[Dataset records]
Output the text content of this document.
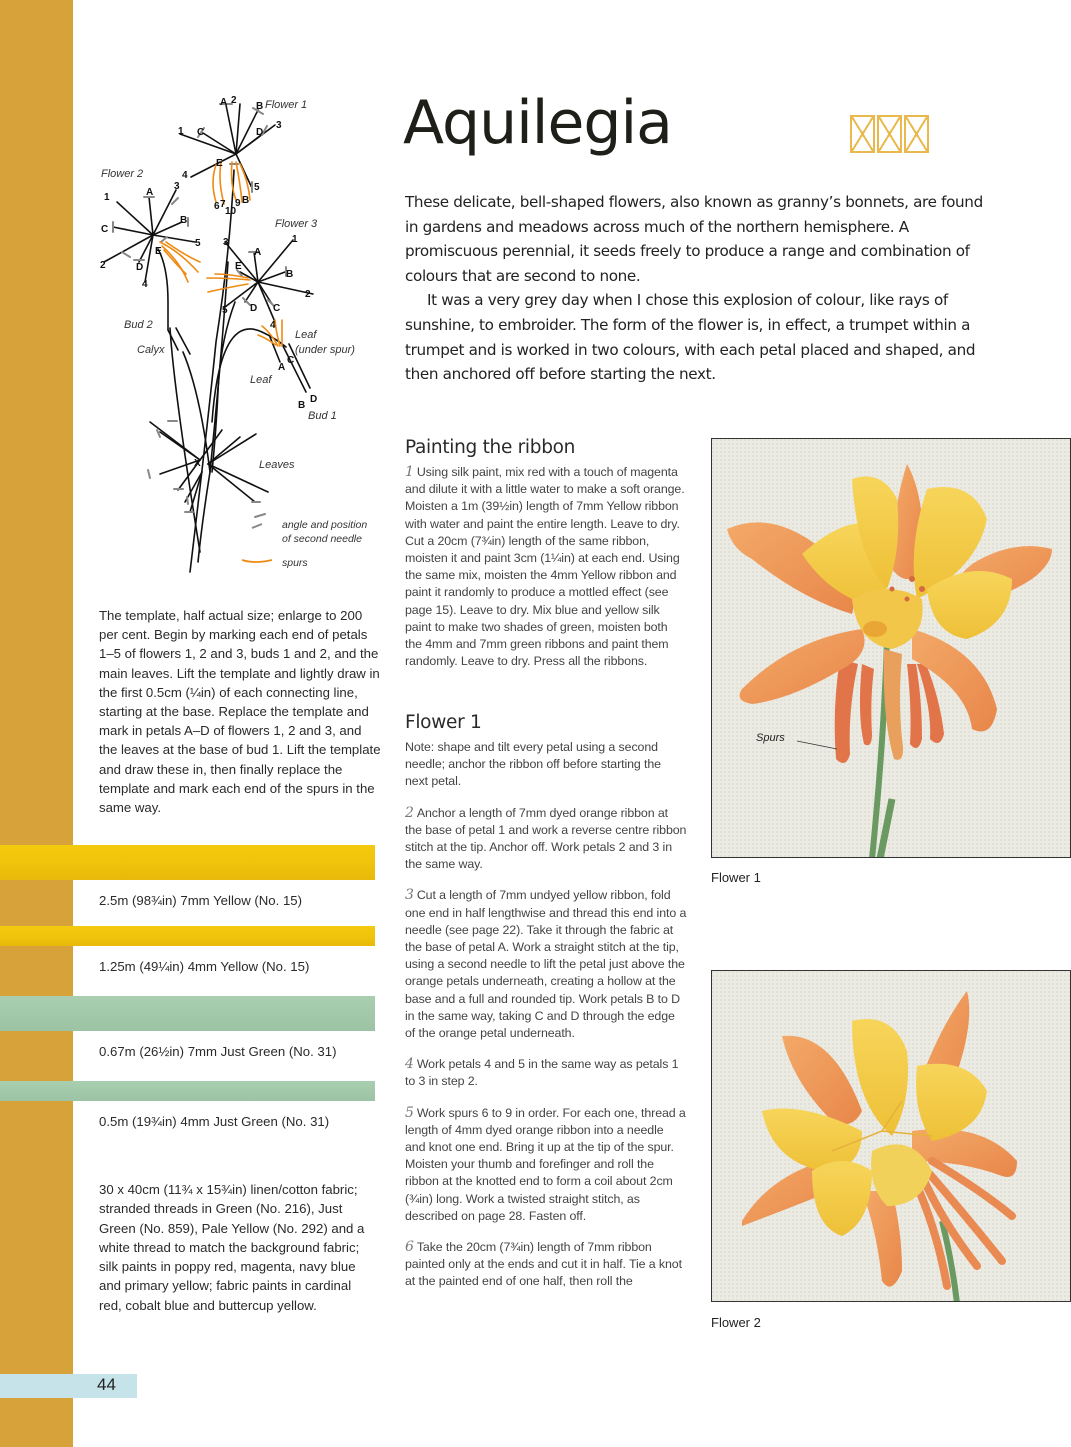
44
A 2
B
C
1	D
3
E
4
5
6 7
10
9 B
A
3
C
1
B
5
2	D
E
4
A
1
B
E
3
2
D C
5
4
A
C
B
D
X
Flower 1
Flower 2
Flower 3
Bud 2
Calyx
Leaf
(under spur)
Leaf
Bud 1
Leaves
angle and position
of second needle
spurs
The template, half actual size; enlarge to 200 per cent. Begin by marking each end of petals 1–5 of flowers 1, 2 and 3, buds 1 and 2, and the main leaves. Lift the template and lightly draw in the first 0.5cm (¼in) of each connecting line, starting at the base. Replace the template and mark in petals A–D of flowers 1, 2 and 3, and the leaves at the base of bud 1. Lift the template and draw these in, then finally replace the template and mark each end of the spurs in the same way.
2.5m (98¾in) 7mm Yellow (No. 15)
1.25m (49¼in) 4mm Yellow (No. 15)
0.67m (26½in) 7mm Just Green (No. 31)
0.5m (19¾in) 4mm Just Green (No. 31)
30 x 40cm (11¾ x 15¾in) linen/cotton fabric; stranded threads in Green (No. 216), Just Green (No. 859), Pale Yellow (No. 292) and a white thread to match the background fabric; silk paints in poppy red, magenta, navy blue and primary yellow; fabric paints in cardinal red, cobalt blue and buttercup yellow.
Aquilegia

These delicate, bell-shaped flowers, also known as granny’s bonnets, are found in gardens and meadows across much of the northern hemisphere. A promiscuous perennial, it seeds freely to produce a range and combination of colours that are second to none.

It was a very grey day when I chose this explosion of colour, like rays of sunshine, to embroider. The form of the flower is, in effect, a trumpet within a trumpet and is worked in two colours, with each petal placed and shaped, and then anchored off before starting the next.

Painting the ribbon

1 Using silk paint, mix red with a touch of magenta and dilute it with a little water to make a soft orange. Moisten a 1m (39½in) length of 7mm Yellow ribbon with water and paint the entire length. Leave to dry. Cut a 20cm (7¾in) length of the same ribbon, moisten it and paint 3cm (1¼in) at each end. Using the same mix, moisten the 4mm Yellow ribbon and paint it randomly to produce a mottled effect (see page 15). Leave to dry. Mix blue and yellow silk paint to make two shades of green, moisten both the 4mm and 7mm green ribbons and paint them randomly. Leave to dry. Press all the ribbons.

Flower 1

Note: shape and tilt every petal using a second needle; anchor the ribbon off before starting the next petal.

2 Anchor a length of 7mm dyed orange ribbon at the base of petal 1 and work a reverse centre ribbon stitch at the tip. Anchor off. Work petals 2 and 3 in the same way.

3 Cut a length of 7mm undyed yellow ribbon, fold one end in half lengthwise and thread this end into a needle (see page 22). Take it through the fabric at the base of petal A. Work a straight stitch at the tip, using a second needle to lift the petal just above the orange petals underneath, creating a hollow at the base and a full and rounded tip. Work petals B to D in the same way, taking C and D through the edge of the orange petal underneath.

4 Work petals 4 and 5 in the same way as petals 1 to 3 in step 2.

5 Work spurs 6 to 9 in order. For each one, thread a length of 4mm dyed orange ribbon into a needle and knot one end. Bring it up at the tip of the spur. Moisten your thumb and forefinger and roll the ribbon at the knotted end to form a coil about 2cm (¾in) long. Work a twisted straight stitch, as described on page 28. Fasten off.

6 Take the 20cm (7¾in) length of 7mm ribbon painted only at the ends and cut it in half. Tie a knot at the painted end of one half, then roll the

Spurs
Flower 1
Flower 2
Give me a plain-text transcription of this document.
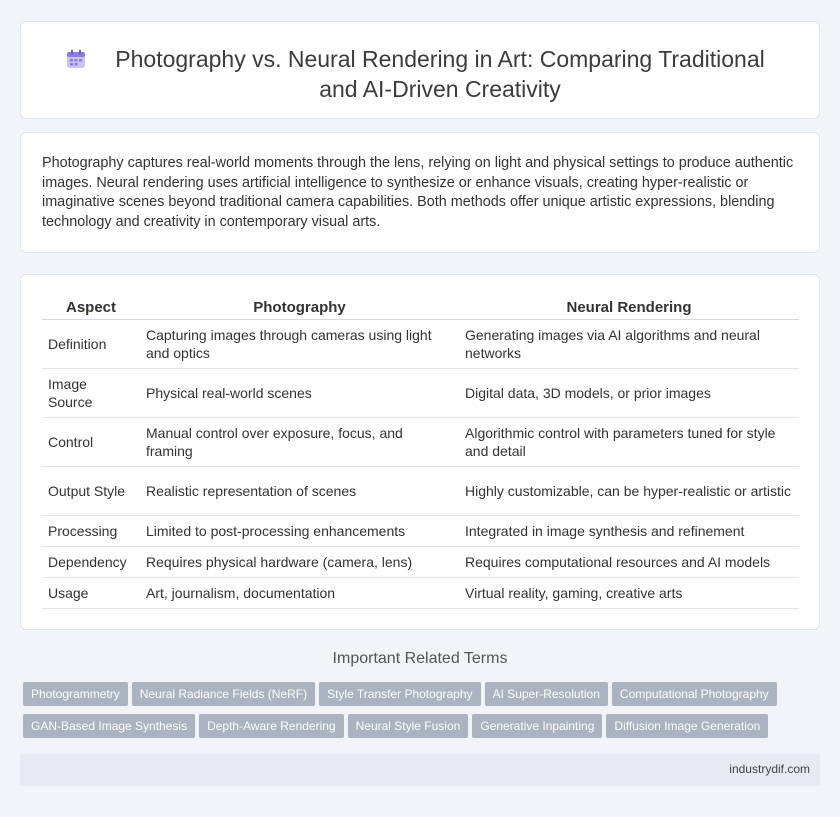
Photography vs. Neural Rendering in Art: Comparing Traditional and AI-Driven Creativity

Photography captures real-world moments through the lens, relying on light and physical settings to produce authentic images. Neural rendering uses artificial intelligence to synthesize or enhance visuals, creating hyper-realistic or imaginative scenes beyond traditional camera capabilities. Both methods offer unique artistic expressions, blending technology and creativity in contemporary visual arts.

Aspect	Photography	Neural Rendering
Definition	Capturing images through cameras using light and optics	Generating images via AI algorithms and neural networks
Image Source	Physical real-world scenes	Digital data, 3D models, or prior images
Control	Manual control over exposure, focus, and framing	Algorithmic control with parameters tuned for style and detail
Output Style	Realistic representation of scenes	Highly customizable, can be hyper-realistic or artistic
Processing	Limited to post-processing enhancements	Integrated in image synthesis and refinement
Dependency	Requires physical hardware (camera, lens)	Requires computational resources and AI models
Usage	Art, journalism, documentation	Virtual reality, gaming, creative arts
Important Related Terms
Photogrammetry Neural Radiance Fields (NeRF) Style Transfer Photography AI Super-Resolution Computational Photography
GAN-Based Image Synthesis Depth-Aware Rendering Neural Style Fusion Generative Inpainting Diffusion Image Generation
industrydif.com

— Given problem —
Set down the records in full and exactly. Do not carry over any image.

— Expected answer —
Output the text content of this document.
44
A 2
B
C
1	D
3
E
4
5
6 7
10
9 B
A
3
C
1
B
5
2	D
E
4
A
1
B
E
3
2
D C
5
4
A
C
B
D
X
Flower 1
Flower 2
Flower 3
Bud 2
Calyx
Leaf
(under spur)
Leaf
Bud 1
Leaves
angle and position
of second needle
spurs
The template, half actual size; enlarge to 200 per cent. Begin by marking each end of petals 1–5 of flowers 1, 2 and 3, buds 1 and 2, and the main leaves. Lift the template and lightly draw in the first 0.5cm (¼in) of each connecting line, starting at the base. Replace the template and mark in petals A–D of flowers 1, 2 and 3, and the leaves at the base of bud 1. Lift the template and draw these in, then finally replace the template and mark each end of the spurs in the same way.
2.5m (98¾in) 7mm Yellow (No. 15)
1.25m (49¼in) 4mm Yellow (No. 15)
0.67m (26½in) 7mm Just Green (No. 31)
0.5m (19¾in) 4mm Just Green (No. 31)
30 x 40cm (11¾ x 15¾in) linen/cotton fabric; stranded threads in Green (No. 216), Just Green (No. 859), Pale Yellow (No. 292) and a white thread to match the background fabric; silk paints in poppy red, magenta, navy blue and primary yellow; fabric paints in cardinal red, cobalt blue and buttercup yellow.
Aquilegia

These delicate, bell-shaped flowers, also known as granny’s bonnets, are found in gardens and meadows across much of the northern hemisphere. A promiscuous perennial, it seeds freely to produce a range and combination of colours that are second to none.

It was a very grey day when I chose this explosion of colour, like rays of sunshine, to embroider. The form of the flower is, in effect, a trumpet within a trumpet and is worked in two colours, with each petal placed and shaped, and then anchored off before starting the next.

Painting the ribbon

1 Using silk paint, mix red with a touch of magenta and dilute it with a little water to make a soft orange. Moisten a 1m (39½in) length of 7mm Yellow ribbon with water and paint the entire length. Leave to dry. Cut a 20cm (7¾in) length of the same ribbon, moisten it and paint 3cm (1¼in) at each end. Using the same mix, moisten the 4mm Yellow ribbon and paint it randomly to produce a mottled effect (see page 15). Leave to dry. Mix blue and yellow silk paint to make two shades of green, moisten both the 4mm and 7mm green ribbons and paint them randomly. Leave to dry. Press all the ribbons.

Flower 1

Note: shape and tilt every petal using a second needle; anchor the ribbon off before starting the next petal.

2 Anchor a length of 7mm dyed orange ribbon at the base of petal 1 and work a reverse centre ribbon stitch at the tip. Anchor off. Work petals 2 and 3 in the same way.

3 Cut a length of 7mm undyed yellow ribbon, fold one end in half lengthwise and thread this end into a needle (see page 22). Take it through the fabric at the base of petal A. Work a straight stitch at the tip, using a second needle to lift the petal just above the orange petals underneath, creating a hollow at the base and a full and rounded tip. Work petals B to D in the same way, taking C and D through the edge of the orange petal underneath.

4 Work petals 4 and 5 in the same way as petals 1 to 3 in step 2.

5 Work spurs 6 to 9 in order. For each one, thread a length of 4mm dyed orange ribbon into a needle and knot one end. Bring it up at the tip of the spur. Moisten your thumb and forefinger and roll the ribbon at the knotted end to form a coil about 2cm (¾in) long. Work a twisted straight stitch, as described on page 28. Fasten off.

6 Take the 20cm (7¾in) length of 7mm ribbon painted only at the ends and cut it in half. Tie a knot at the painted end of one half, then roll the

Spurs
Flower 1
Flower 2
Give me a plain-text transcription of this document.
Photography vs. Neural Rendering in Art: Comparing Traditional and AI-Driven Creativity

Photography captures real-world moments through the lens, relying on light and physical settings to produce authentic images. Neural rendering uses artificial intelligence to synthesize or enhance visuals, creating hyper-realistic or imaginative scenes beyond traditional camera capabilities. Both methods offer unique artistic expressions, blending technology and creativity in contemporary visual arts.

Aspect	Photography	Neural Rendering
Definition	Capturing images through cameras using light and optics	Generating images via AI algorithms and neural networks
Image Source	Physical real-world scenes	Digital data, 3D models, or prior images
Control	Manual control over exposure, focus, and framing	Algorithmic control with parameters tuned for style and detail
Output Style	Realistic representation of scenes	Highly customizable, can be hyper-realistic or artistic
Processing	Limited to post-processing enhancements	Integrated in image synthesis and refinement
Dependency	Requires physical hardware (camera, lens)	Requires computational resources and AI models
Usage	Art, journalism, documentation	Virtual reality, gaming, creative arts
Important Related Terms
Photogrammetry Neural Radiance Fields (NeRF) Style Transfer Photography AI Super-Resolution Computational Photography
GAN-Based Image Synthesis Depth-Aware Rendering Neural Style Fusion Generative Inpainting Diffusion Image Generation
industrydif.com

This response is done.